> **Work instructions**
Copy out the listing that follows, exactly, without its pictures.

(Rows from a dataset)

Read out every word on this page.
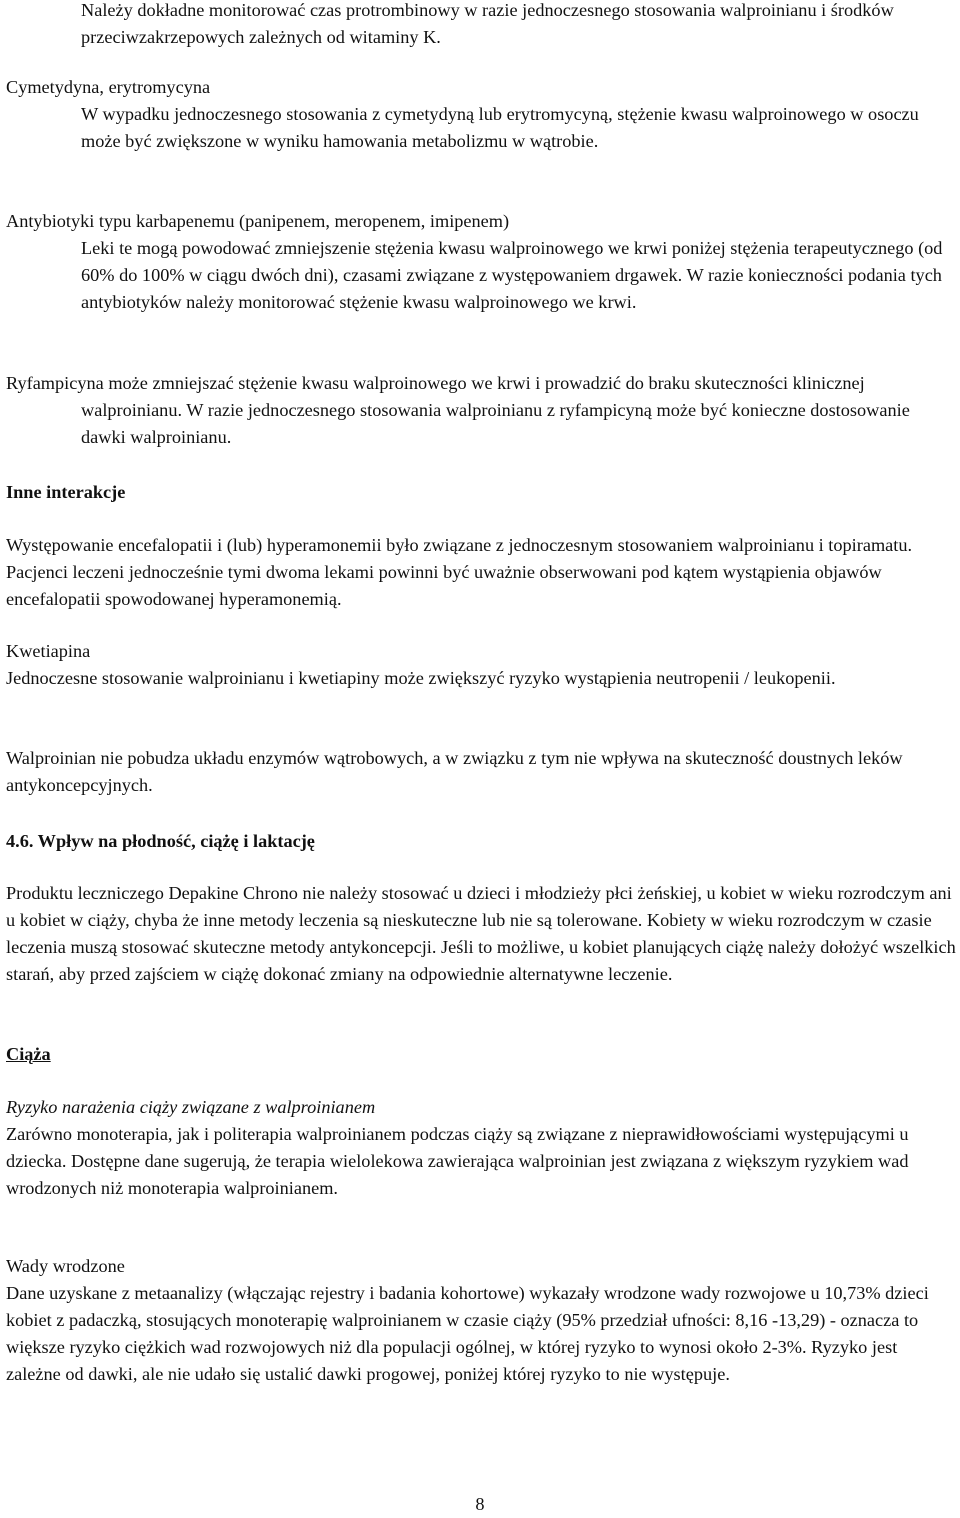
Należy dokładne monitorować czas protrombinowy w razie jednoczesnego stosowania walproinianu i środków przeciwzakrzepowych zależnych od witaminy K.

Cymetydyna, erytromycyna

W wypadku jednoczesnego stosowania z cymetydyną lub erytromycyną, stężenie kwasu walproinowego w osoczu może być zwiększone w wyniku hamowania metabolizmu w wątrobie.

Antybiotyki typu karbapenemu (panipenem, meropenem, imipenem)

Leki te mogą powodować zmniejszenie stężenia kwasu walproinowego we krwi poniżej stężenia terapeutycznego (od 60% do 100% w ciągu dwóch dni), czasami związane z występowaniem drgawek. W razie konieczności podania tych antybiotyków należy monitorować stężenie kwasu walproinowego we krwi.

Ryfampicyna może zmniejszać stężenie kwasu walproinowego we krwi i prowadzić do braku skuteczności klinicznej walproinianu. W razie jednoczesnego stosowania walproinianu z ryfampicyną może być konieczne dostosowanie dawki walproinianu.

Inne interakcje

Występowanie encefalopatii i (lub) hyperamonemii było związane z jednoczesnym stosowaniem walproinianu i topiramatu. Pacjenci leczeni jednocześnie tymi dwoma lekami powinni być uważnie obserwowani pod kątem wystąpienia objawów encefalopatii spowodowanej hyperamonemią.

Kwetiapina

Jednoczesne stosowanie walproinianu i kwetiapiny może zwiększyć ryzyko wystąpienia neutropenii / leukopenii.

Walproinian nie pobudza układu enzymów wątrobowych, a w związku z tym nie wpływa na skuteczność doustnych leków antykoncepcyjnych.

4.6. Wpływ na płodność, ciążę i laktację

Produktu leczniczego Depakine Chrono nie należy stosować u dzieci i młodzieży płci żeńskiej, u kobiet w wieku rozrodczym ani u kobiet w ciąży, chyba że inne metody leczenia są nieskuteczne lub nie są tolerowane. Kobiety w wieku rozrodczym w czasie leczenia muszą stosować skuteczne metody antykoncepcji. Jeśli to możliwe, u kobiet planujących ciążę należy dołożyć wszelkich starań, aby przed zajściem w ciążę dokonać zmiany na odpowiednie alternatywne leczenie.

Ciąża

Ryzyko narażenia ciąży związane z walproinianem

Zarówno monoterapia, jak i politerapia walproinianem podczas ciąży są związane z nieprawidłowościami występującymi u dziecka. Dostępne dane sugerują, że terapia wielolekowa zawierająca walproinian jest związana z większym ryzykiem wad wrodzonych niż monoterapia walproinianem.

Wady wrodzone

Dane uzyskane z metaanalizy (włączając rejestry i badania kohortowe) wykazały wrodzone wady rozwojowe u 10,73% dzieci kobiet z padaczką, stosujących monoterapię walproinianem w czasie ciąży (95% przedział ufności: 8,16 -13,29) - oznacza to większe ryzyko ciężkich wad rozwojowych niż dla populacji ogólnej, w której ryzyko to wynosi około 2-3%. Ryzyko jest zależne od dawki, ale nie udało się ustalić dawki progowej, poniżej której ryzyko to nie występuje.

8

> **Response**
Read out every word on this page.
Należy dokładne monitorować czas protrombinowy w razie jednoczesnego stosowania walproinianu i środków przeciwzakrzepowych zależnych od witaminy K.

Cymetydyna, erytromycyna

W wypadku jednoczesnego stosowania z cymetydyną lub erytromycyną, stężenie kwasu walproinowego w osoczu może być zwiększone w wyniku hamowania metabolizmu w wątrobie.

Antybiotyki typu karbapenemu (panipenem, meropenem, imipenem)

Leki te mogą powodować zmniejszenie stężenia kwasu walproinowego we krwi poniżej stężenia terapeutycznego (od 60% do 100% w ciągu dwóch dni), czasami związane z występowaniem drgawek. W razie konieczności podania tych antybiotyków należy monitorować stężenie kwasu walproinowego we krwi.

Ryfampicyna może zmniejszać stężenie kwasu walproinowego we krwi i prowadzić do braku skuteczności klinicznej walproinianu. W razie jednoczesnego stosowania walproinianu z ryfampicyną może być konieczne dostosowanie dawki walproinianu.

Inne interakcje

Występowanie encefalopatii i (lub) hyperamonemii było związane z jednoczesnym stosowaniem walproinianu i topiramatu. Pacjenci leczeni jednocześnie tymi dwoma lekami powinni być uważnie obserwowani pod kątem wystąpienia objawów encefalopatii spowodowanej hyperamonemią.

Kwetiapina

Jednoczesne stosowanie walproinianu i kwetiapiny może zwiększyć ryzyko wystąpienia neutropenii / leukopenii.

Walproinian nie pobudza układu enzymów wątrobowych, a w związku z tym nie wpływa na skuteczność doustnych leków antykoncepcyjnych.

4.6. Wpływ na płodność, ciążę i laktację

Produktu leczniczego Depakine Chrono nie należy stosować u dzieci i młodzieży płci żeńskiej, u kobiet w wieku rozrodczym ani u kobiet w ciąży, chyba że inne metody leczenia są nieskuteczne lub nie są tolerowane. Kobiety w wieku rozrodczym w czasie leczenia muszą stosować skuteczne metody antykoncepcji. Jeśli to możliwe, u kobiet planujących ciążę należy dołożyć wszelkich starań, aby przed zajściem w ciążę dokonać zmiany na odpowiednie alternatywne leczenie.

Ciąża

Ryzyko narażenia ciąży związane z walproinianem

Zarówno monoterapia, jak i politerapia walproinianem podczas ciąży są związane z nieprawidłowościami występującymi u dziecka. Dostępne dane sugerują, że terapia wielolekowa zawierająca walproinian jest związana z większym ryzykiem wad wrodzonych niż monoterapia walproinianem.

Wady wrodzone

Dane uzyskane z metaanalizy (włączając rejestry i badania kohortowe) wykazały wrodzone wady rozwojowe u 10,73% dzieci kobiet z padaczką, stosujących monoterapię walproinianem w czasie ciąży (95% przedział ufności: 8,16 -13,29) - oznacza to większe ryzyko ciężkich wad rozwojowych niż dla populacji ogólnej, w której ryzyko to wynosi około 2-3%. Ryzyko jest zależne od dawki, ale nie udało się ustalić dawki progowej, poniżej której ryzyko to nie występuje.

8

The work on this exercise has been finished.